Exercise brief: Your answer should be a single number: the count of lines in the material below that hold "арналған".

==========

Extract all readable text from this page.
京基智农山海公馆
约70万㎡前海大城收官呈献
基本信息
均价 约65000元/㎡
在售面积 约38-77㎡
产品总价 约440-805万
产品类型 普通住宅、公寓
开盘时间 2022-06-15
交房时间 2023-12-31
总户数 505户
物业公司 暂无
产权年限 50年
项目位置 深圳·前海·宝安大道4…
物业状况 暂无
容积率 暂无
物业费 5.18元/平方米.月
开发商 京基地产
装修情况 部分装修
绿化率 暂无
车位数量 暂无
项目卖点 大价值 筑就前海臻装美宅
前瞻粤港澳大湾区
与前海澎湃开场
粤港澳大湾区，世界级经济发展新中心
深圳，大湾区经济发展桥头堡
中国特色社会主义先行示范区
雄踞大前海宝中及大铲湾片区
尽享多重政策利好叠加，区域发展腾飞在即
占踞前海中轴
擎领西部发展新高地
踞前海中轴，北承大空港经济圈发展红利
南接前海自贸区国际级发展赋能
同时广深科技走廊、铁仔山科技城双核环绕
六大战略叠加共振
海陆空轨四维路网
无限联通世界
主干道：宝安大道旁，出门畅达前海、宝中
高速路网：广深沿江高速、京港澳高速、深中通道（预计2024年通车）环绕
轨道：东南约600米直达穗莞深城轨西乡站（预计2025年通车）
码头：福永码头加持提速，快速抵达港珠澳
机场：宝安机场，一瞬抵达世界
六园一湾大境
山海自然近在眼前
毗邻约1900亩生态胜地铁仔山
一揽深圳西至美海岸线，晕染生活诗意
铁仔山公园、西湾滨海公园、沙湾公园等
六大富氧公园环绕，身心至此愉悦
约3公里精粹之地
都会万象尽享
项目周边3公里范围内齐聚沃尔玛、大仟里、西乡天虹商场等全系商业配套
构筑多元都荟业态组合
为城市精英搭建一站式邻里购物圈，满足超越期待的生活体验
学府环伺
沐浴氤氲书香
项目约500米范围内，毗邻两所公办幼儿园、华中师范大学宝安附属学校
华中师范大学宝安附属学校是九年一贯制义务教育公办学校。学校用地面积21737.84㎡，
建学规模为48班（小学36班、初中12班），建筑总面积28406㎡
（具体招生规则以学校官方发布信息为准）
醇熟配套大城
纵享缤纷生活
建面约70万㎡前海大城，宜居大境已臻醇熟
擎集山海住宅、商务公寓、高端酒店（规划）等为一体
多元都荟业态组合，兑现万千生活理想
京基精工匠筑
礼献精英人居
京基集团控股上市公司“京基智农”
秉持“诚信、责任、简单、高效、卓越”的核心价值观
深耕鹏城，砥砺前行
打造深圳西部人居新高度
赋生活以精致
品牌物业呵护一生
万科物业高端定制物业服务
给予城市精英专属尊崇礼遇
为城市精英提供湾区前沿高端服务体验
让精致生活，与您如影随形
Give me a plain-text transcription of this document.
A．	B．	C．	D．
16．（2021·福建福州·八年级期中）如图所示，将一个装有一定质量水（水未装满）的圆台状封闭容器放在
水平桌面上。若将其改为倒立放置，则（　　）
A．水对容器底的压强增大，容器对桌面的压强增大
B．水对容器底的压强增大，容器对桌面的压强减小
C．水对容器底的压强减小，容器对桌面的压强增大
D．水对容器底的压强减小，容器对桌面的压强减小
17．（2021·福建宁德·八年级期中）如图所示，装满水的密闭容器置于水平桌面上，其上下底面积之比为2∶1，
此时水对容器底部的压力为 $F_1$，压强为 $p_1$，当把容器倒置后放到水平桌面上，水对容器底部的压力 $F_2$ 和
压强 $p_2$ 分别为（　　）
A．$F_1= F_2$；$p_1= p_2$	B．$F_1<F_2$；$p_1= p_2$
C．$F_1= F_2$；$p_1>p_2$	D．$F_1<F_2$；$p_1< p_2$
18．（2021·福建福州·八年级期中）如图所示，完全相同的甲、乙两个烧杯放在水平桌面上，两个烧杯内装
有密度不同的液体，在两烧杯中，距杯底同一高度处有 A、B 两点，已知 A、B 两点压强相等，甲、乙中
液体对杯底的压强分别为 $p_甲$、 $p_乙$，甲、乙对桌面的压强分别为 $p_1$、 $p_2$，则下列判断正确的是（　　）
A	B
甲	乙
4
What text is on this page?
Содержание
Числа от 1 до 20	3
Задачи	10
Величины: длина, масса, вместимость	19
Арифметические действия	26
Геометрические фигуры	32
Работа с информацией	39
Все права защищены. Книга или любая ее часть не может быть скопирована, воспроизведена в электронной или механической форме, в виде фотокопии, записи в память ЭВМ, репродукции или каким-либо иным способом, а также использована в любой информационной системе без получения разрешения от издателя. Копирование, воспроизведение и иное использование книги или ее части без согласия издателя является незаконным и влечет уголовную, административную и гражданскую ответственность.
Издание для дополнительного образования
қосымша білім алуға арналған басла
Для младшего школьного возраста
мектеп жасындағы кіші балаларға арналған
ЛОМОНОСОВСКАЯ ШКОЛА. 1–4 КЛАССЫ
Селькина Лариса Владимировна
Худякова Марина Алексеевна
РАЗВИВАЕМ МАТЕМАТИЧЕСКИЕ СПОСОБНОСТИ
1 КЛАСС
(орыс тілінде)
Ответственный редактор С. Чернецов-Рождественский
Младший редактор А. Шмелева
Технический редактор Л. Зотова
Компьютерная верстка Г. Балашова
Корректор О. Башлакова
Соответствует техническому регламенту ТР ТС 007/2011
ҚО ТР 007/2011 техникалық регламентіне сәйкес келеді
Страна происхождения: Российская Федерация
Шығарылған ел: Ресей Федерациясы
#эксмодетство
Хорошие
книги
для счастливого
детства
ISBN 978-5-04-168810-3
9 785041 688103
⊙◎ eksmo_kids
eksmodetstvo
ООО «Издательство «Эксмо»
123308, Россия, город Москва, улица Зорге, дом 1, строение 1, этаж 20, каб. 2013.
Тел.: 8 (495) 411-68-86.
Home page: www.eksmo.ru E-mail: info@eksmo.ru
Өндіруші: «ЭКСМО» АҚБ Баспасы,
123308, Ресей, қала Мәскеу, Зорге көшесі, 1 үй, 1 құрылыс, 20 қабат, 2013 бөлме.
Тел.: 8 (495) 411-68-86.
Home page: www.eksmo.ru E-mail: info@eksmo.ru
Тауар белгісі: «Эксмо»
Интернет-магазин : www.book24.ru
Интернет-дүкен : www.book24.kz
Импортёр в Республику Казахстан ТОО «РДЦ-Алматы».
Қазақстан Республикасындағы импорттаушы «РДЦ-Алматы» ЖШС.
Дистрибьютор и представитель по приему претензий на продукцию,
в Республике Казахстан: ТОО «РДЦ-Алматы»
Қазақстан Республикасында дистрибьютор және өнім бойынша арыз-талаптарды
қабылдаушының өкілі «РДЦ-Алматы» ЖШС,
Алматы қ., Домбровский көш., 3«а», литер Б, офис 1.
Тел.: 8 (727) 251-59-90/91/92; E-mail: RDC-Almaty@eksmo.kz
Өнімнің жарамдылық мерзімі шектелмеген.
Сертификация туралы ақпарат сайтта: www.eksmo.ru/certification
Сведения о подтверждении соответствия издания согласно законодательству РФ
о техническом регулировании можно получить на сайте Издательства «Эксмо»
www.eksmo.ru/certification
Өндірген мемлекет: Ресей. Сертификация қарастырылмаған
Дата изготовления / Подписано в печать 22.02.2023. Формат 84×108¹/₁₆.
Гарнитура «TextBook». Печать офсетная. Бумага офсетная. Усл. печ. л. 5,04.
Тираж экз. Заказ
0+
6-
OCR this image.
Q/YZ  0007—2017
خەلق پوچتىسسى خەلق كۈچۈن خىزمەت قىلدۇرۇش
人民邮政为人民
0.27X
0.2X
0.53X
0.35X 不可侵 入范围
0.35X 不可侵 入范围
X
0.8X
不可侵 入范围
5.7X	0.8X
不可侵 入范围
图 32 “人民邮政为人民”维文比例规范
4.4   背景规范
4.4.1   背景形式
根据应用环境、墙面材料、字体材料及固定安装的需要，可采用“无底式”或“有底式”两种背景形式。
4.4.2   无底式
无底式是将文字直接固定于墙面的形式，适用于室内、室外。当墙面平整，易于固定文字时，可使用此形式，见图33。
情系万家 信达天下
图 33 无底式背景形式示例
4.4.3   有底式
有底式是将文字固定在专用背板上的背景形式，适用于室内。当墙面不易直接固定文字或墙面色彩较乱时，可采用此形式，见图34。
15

==========

Full output: 2